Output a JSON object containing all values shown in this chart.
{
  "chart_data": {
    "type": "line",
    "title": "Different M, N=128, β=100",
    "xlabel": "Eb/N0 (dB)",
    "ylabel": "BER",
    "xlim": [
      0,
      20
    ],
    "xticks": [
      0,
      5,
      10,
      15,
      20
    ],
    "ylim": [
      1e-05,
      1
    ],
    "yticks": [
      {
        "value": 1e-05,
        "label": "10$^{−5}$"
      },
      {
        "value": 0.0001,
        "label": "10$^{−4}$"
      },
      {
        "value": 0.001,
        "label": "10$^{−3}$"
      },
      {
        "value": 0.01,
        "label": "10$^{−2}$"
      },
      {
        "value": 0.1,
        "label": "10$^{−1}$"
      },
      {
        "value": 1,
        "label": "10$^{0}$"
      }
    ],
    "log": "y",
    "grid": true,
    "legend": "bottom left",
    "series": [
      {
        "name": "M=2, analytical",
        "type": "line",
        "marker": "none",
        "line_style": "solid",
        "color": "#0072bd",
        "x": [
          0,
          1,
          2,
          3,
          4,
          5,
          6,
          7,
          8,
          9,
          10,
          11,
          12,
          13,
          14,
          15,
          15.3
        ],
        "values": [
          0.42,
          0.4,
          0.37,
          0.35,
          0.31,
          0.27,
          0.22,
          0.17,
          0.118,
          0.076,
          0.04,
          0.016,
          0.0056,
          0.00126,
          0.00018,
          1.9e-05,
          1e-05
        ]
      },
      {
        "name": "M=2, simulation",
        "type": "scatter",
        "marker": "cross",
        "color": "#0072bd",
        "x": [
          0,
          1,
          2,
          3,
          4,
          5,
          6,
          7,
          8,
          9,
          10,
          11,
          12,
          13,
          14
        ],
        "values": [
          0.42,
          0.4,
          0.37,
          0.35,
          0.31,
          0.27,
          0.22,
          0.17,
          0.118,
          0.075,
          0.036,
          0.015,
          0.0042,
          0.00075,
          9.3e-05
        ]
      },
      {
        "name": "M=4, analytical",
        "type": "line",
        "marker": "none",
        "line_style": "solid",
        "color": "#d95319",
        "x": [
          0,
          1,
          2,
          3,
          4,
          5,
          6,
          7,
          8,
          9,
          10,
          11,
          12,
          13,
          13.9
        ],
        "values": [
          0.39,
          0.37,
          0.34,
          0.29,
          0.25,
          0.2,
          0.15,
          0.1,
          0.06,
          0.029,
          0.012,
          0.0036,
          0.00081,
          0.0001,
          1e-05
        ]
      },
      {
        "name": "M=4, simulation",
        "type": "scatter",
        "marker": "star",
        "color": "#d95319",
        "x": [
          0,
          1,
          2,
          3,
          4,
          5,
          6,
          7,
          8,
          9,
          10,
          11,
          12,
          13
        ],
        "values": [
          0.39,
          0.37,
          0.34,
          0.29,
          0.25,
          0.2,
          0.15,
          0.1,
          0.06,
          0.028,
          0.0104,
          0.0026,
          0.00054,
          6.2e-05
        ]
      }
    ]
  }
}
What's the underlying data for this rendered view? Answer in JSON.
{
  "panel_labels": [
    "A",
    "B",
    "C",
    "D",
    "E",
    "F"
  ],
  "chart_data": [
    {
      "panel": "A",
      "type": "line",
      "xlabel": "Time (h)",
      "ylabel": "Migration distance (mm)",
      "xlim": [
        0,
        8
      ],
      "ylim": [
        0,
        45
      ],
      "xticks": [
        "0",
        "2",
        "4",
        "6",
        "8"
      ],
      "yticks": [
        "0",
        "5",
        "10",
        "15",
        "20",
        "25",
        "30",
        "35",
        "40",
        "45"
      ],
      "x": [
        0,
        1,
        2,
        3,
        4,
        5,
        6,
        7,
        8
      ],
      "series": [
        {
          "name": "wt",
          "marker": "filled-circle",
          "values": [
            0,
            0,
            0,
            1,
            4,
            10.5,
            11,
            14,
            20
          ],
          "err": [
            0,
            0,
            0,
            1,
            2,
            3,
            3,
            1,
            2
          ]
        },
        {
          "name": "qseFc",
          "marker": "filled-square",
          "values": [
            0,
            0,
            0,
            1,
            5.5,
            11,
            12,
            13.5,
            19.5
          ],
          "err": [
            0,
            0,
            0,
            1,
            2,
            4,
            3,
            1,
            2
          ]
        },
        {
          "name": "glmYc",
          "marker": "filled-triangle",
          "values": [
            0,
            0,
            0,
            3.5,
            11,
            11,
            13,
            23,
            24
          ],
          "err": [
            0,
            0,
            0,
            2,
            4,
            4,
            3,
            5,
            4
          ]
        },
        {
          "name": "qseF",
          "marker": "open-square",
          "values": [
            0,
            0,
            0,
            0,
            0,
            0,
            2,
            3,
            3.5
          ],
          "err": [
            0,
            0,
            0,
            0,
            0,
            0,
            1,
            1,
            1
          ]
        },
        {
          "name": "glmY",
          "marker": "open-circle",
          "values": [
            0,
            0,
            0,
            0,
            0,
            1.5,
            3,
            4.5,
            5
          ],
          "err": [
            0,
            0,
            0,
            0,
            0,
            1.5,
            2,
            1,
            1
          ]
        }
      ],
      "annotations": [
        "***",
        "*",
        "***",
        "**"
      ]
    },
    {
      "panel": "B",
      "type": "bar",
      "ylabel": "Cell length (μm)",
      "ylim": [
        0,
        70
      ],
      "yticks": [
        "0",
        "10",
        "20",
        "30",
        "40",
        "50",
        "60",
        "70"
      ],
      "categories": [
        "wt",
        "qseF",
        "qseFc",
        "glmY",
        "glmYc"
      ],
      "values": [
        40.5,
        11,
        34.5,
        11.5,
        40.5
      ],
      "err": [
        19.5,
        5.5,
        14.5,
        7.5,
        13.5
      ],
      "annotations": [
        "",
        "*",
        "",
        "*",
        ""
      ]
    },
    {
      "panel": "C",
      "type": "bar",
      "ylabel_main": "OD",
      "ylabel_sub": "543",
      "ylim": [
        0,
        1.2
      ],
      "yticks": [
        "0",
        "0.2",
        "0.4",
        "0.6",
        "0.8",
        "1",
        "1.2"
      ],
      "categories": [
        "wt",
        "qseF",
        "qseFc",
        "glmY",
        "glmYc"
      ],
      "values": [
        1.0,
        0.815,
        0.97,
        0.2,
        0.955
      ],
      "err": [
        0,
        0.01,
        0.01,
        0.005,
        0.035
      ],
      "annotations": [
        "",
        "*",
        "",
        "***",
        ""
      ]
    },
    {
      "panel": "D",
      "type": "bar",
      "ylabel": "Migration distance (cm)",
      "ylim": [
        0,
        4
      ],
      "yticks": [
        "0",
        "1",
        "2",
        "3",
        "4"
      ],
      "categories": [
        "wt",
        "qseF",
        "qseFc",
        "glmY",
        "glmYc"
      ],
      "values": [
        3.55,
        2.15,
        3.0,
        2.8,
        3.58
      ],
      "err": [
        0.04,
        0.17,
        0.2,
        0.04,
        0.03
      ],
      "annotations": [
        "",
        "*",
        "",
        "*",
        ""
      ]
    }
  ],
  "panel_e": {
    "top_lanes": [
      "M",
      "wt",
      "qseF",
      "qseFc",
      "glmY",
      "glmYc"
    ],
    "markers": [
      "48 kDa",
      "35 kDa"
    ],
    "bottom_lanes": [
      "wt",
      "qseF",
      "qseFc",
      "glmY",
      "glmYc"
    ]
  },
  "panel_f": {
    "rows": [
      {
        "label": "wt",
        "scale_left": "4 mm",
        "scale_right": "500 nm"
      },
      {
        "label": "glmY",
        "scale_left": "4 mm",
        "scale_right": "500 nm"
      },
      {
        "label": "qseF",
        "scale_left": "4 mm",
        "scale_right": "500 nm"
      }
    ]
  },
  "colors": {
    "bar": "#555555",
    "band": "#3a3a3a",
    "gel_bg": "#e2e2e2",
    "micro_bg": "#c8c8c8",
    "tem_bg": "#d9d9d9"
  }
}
# # # #
PROBLEM DESCRIPTION: Go through the data above and find the lines with the word "analytical". Copy each of those lines.

RESULT OF THIS EXERCISE:
        "name": "M=2, analytical",
        "name": "M=4, analytical",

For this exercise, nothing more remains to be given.